**SET EXERCISE**
Lines containing "name" are to be counted. Report the count alone.

___

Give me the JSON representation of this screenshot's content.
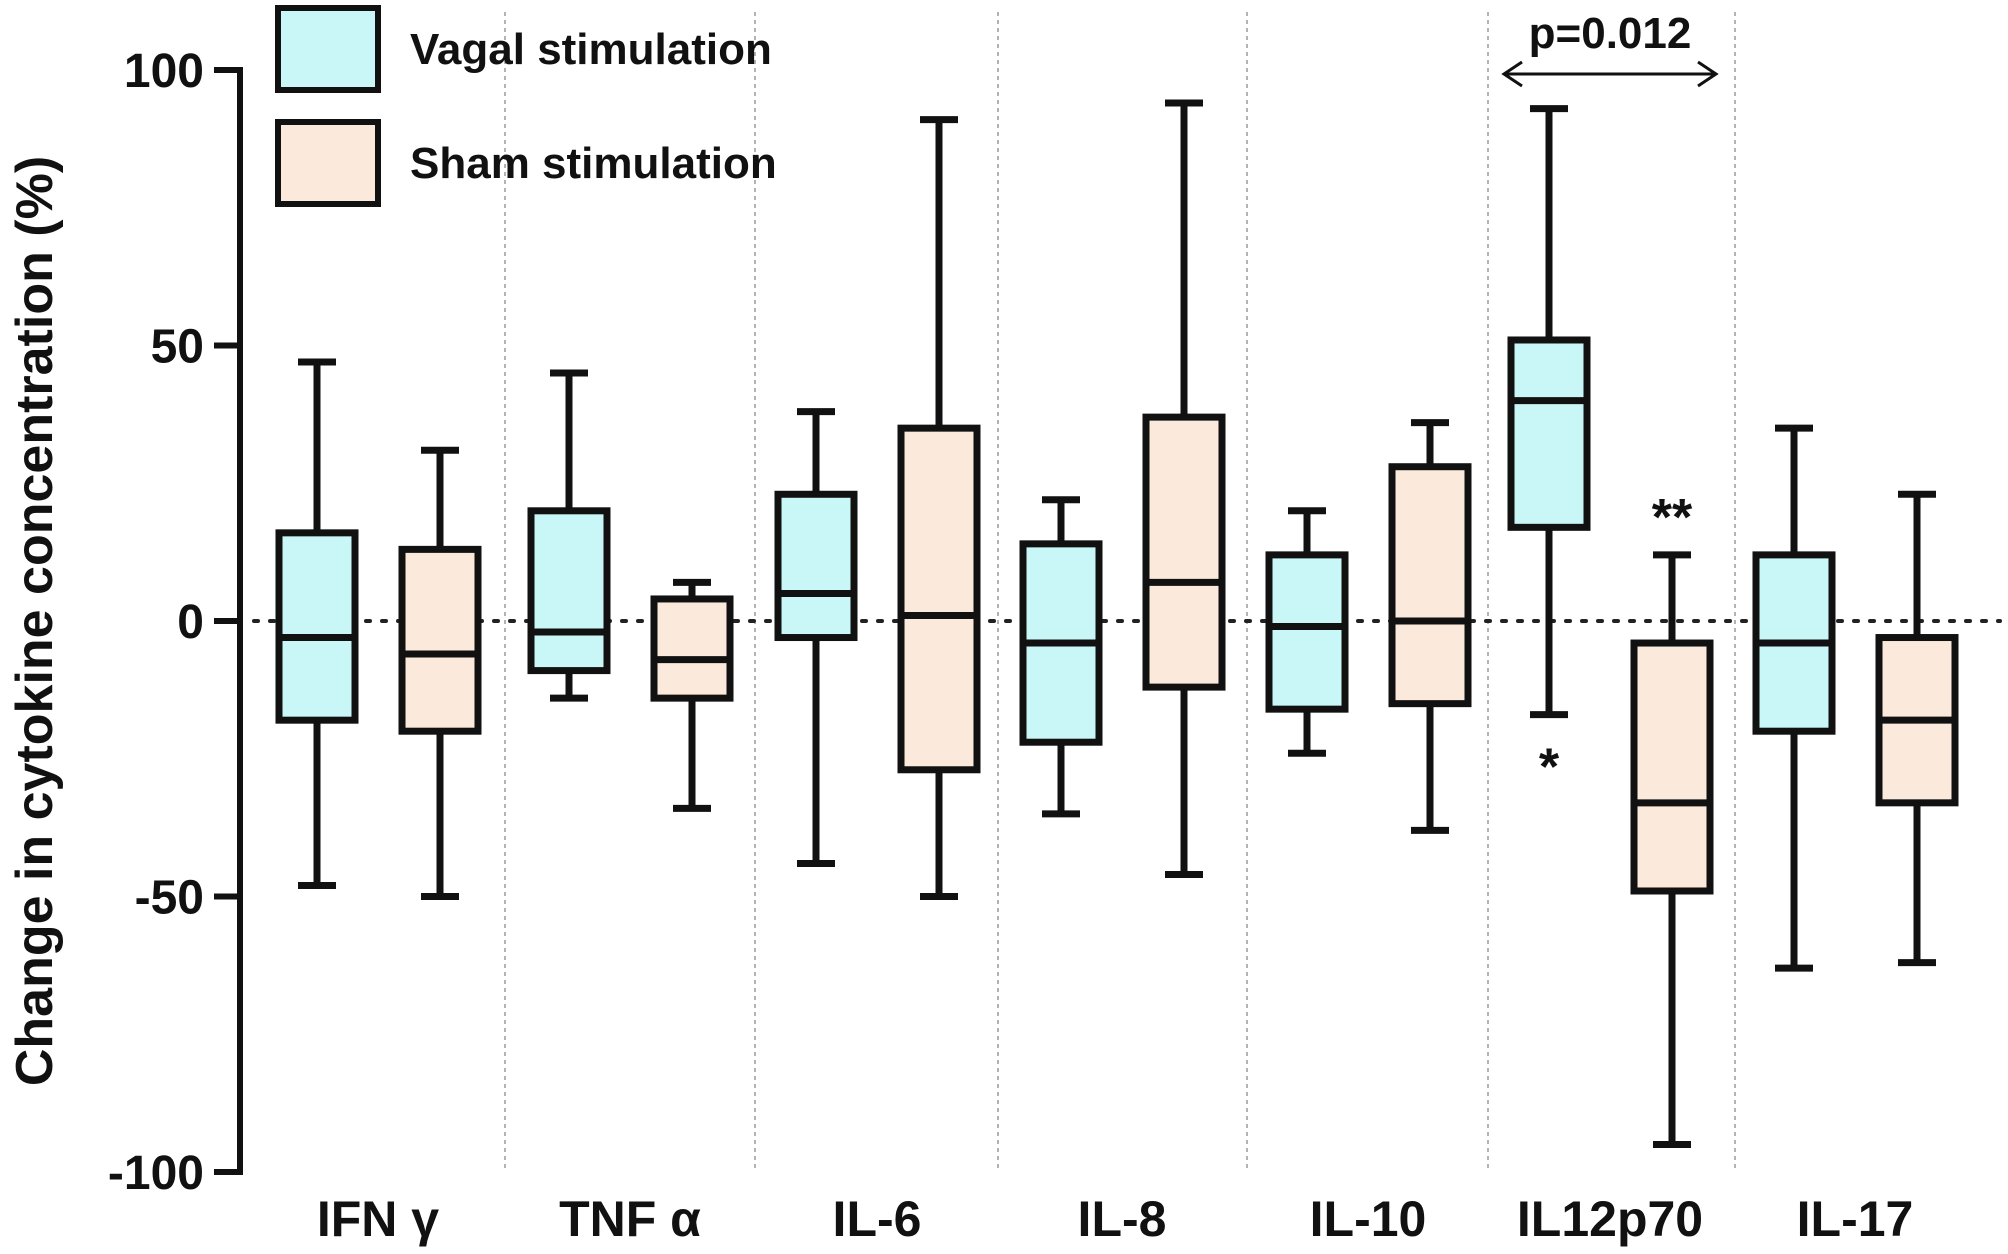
{
  "chart_data": {
    "type": "box",
    "title": "",
    "ylabel": "Change in cytokine concentration (%)",
    "xlabel": "",
    "ylim": [
      -100,
      100
    ],
    "yticks": [
      100,
      50,
      0,
      -50,
      -100
    ],
    "ytick_labels": [
      "100",
      "50",
      "0",
      "-50",
      "-100"
    ],
    "grid": false,
    "reference_line": {
      "y": 0,
      "style": "dotted"
    },
    "legend": {
      "position": "top-left",
      "entries": [
        {
          "name": "Vagal stimulation",
          "color": "#c9f7f7"
        },
        {
          "name": "Sham stimulation",
          "color": "#fbeadc"
        }
      ]
    },
    "categories": [
      "IFN γ",
      "TNF α",
      "IL-6",
      "IL-8",
      "IL-10",
      "IL12p70",
      "IL-17"
    ],
    "series": [
      {
        "name": "Vagal stimulation",
        "color": "#c9f7f7",
        "boxes": [
          {
            "min": -48,
            "q1": -18,
            "median": -3,
            "q3": 16,
            "max": 47
          },
          {
            "min": -14,
            "q1": -9,
            "median": -2,
            "q3": 20,
            "max": 45
          },
          {
            "min": -44,
            "q1": -3,
            "median": 5,
            "q3": 23,
            "max": 38
          },
          {
            "min": -35,
            "q1": -22,
            "median": -4,
            "q3": 14,
            "max": 22
          },
          {
            "min": -24,
            "q1": -16,
            "median": -1,
            "q3": 12,
            "max": 20
          },
          {
            "min": -17,
            "q1": 17,
            "median": 40,
            "q3": 51,
            "max": 93
          },
          {
            "min": -63,
            "q1": -20,
            "median": -4,
            "q3": 12,
            "max": 35
          }
        ]
      },
      {
        "name": "Sham stimulation",
        "color": "#fbeadc",
        "boxes": [
          {
            "min": -50,
            "q1": -20,
            "median": -6,
            "q3": 13,
            "max": 31
          },
          {
            "min": -34,
            "q1": -14,
            "median": -7,
            "q3": 4,
            "max": 7
          },
          {
            "min": -50,
            "q1": -27,
            "median": 1,
            "q3": 35,
            "max": 91
          },
          {
            "min": -46,
            "q1": -12,
            "median": 7,
            "q3": 37,
            "max": 94
          },
          {
            "min": -38,
            "q1": -15,
            "median": 0,
            "q3": 28,
            "max": 36
          },
          {
            "min": -95,
            "q1": -49,
            "median": -33,
            "q3": -4,
            "max": 12
          },
          {
            "min": -62,
            "q1": -33,
            "median": -18,
            "q3": -3,
            "max": 23
          }
        ]
      }
    ],
    "annotations": [
      {
        "text": "p=0.012",
        "category": "IL12p70",
        "type": "bracket-arrow"
      },
      {
        "text": "*",
        "category": "IL12p70",
        "series": "Vagal stimulation",
        "position": "below-whisker"
      },
      {
        "text": "**",
        "category": "IL12p70",
        "series": "Sham stimulation",
        "position": "above-whisker"
      }
    ]
  }
}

___

**OUTPUT OF THE TASK**
4